The recording industry response has been to try to control an uncontrollable digital world. Sony Music came under blistering fire from fans and artists recently when the company released CDs with copy control and spyware on them. The Recording Industry Association of America earlier this week announced yet another round of file-sharing lawsuits against 750 fans uploading music. Since the RIAA started such suits, illegal downloading has actually increased rather than dropped.
 
"The record industry has thrived on control for the past five or six decades," Resnikoff says. "It has basically been able to control manufacturing, distribution, artists' careers, contracts, how you consume music, how it's playable, where the revenue stream would go, how much you pay for CDs, when the CD came out, when the music was released.
 
"Suddenly the rug is getting ripped out underneath that. The control component is totally gone."
 
While the music industry's power wanes, control is going back to the consumer and musical artist.
 
"Music fans feel this is a golden age. They can subscribe to satellite radio. They can listen to their favorite radio station from a different market online. They're listening to more music than they have in years," says Michael Bracy, policy director for the Future of Music Coalition. Bracy suggests stores need to return to being "the social hub where people can come together to not only support the music community with their consumer money, but also be turned onto new music, talk to knowledgeable record clerks saying 'This is the new band you should be listening to, this is the local band that deserves your support. "
★ ★ ★
*Directions*:
a: In the music industry text, how many fans did the RIAA's latest round of file-sharing lawsuits target?
b: For each statement, say yes or no on whether it agrees with the music industry text, and quote the words of the text that decide it. (i) Illegal downloading dropped after the RIAA began its lawsuits. (ii) Michael Bracy is policy director for the Future of Music Coalition. (iii) Resnikoff says the record industry has thrived on control for about a hundred years.
c: Reproduce the part of the music industry text that opens with the words containing "The recording industry response" and closes with "rather than dropped.".
The records are separate material, unrelated to the music industry text.

*Extracted material*:
★ ★ ★
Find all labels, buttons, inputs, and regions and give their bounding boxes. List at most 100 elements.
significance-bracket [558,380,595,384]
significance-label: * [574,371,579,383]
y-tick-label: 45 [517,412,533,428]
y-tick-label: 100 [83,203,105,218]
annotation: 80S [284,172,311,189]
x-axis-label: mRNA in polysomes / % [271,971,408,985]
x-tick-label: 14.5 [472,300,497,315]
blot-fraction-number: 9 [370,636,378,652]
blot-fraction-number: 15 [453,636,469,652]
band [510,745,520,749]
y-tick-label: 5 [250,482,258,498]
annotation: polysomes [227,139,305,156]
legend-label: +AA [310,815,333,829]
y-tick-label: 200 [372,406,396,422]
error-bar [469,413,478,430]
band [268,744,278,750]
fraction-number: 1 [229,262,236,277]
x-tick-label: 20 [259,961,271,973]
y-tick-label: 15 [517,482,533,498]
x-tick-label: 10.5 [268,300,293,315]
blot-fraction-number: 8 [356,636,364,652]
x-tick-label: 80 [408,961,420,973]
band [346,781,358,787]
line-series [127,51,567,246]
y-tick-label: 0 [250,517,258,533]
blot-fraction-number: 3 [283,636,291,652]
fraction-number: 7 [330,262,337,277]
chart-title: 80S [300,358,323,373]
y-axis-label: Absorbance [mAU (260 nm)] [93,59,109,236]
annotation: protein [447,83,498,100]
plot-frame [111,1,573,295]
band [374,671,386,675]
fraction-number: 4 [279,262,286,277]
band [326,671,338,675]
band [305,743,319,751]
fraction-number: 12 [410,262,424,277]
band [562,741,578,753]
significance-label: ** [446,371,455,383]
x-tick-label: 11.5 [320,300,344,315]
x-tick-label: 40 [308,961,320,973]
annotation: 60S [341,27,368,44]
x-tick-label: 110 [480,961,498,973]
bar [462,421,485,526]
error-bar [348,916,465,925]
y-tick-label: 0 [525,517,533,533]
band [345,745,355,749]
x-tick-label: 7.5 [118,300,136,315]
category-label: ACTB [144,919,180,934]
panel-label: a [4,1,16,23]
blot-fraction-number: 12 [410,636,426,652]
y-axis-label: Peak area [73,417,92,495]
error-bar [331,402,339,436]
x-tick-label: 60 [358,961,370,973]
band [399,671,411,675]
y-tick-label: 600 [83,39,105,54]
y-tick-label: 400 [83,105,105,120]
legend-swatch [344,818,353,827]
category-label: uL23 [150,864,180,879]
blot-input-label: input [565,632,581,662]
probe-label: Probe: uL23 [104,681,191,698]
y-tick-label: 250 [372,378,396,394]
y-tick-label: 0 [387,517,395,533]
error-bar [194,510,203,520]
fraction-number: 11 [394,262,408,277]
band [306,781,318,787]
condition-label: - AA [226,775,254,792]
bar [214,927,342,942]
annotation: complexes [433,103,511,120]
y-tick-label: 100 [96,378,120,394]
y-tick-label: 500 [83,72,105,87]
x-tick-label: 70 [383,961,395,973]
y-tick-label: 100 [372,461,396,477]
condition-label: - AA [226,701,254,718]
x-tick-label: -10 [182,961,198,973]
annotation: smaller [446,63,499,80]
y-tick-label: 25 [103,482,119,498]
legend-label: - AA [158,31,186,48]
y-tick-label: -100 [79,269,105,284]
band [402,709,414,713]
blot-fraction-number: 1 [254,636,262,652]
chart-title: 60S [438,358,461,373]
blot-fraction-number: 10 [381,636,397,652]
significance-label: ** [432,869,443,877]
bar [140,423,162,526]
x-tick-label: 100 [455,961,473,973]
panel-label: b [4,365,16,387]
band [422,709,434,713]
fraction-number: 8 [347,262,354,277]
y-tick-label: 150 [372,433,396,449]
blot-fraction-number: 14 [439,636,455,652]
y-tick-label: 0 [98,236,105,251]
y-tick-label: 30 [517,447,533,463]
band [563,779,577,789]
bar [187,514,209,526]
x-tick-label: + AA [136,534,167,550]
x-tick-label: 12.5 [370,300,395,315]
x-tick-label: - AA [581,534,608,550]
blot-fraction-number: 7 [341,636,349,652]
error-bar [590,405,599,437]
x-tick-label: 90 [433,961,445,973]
★ ★ ★
*Solutions below*:
a: 750 fans uploading music.

b:
(i) No: "Since the RIAA started such suits, illegal downloading has actually increased rather than dropped."
(ii) Yes: "says Michael Bracy, policy director for the Future of Music Coalition"
(iii) No: "The record industry has thrived on control for the past five or six decades,"

c:
The recording industry response has been to try to control an uncontrollable digital world. Sony Music came under blistering fire from fans and artists recently when the company released CDs with copy control and spyware on them. The Recording Industry Association of America earlier this week announced yet another round of file-sharing lawsuits against 750 fans uploading music. Since the RIAA started such suits, illegal downloading has actually increased rather than dropped.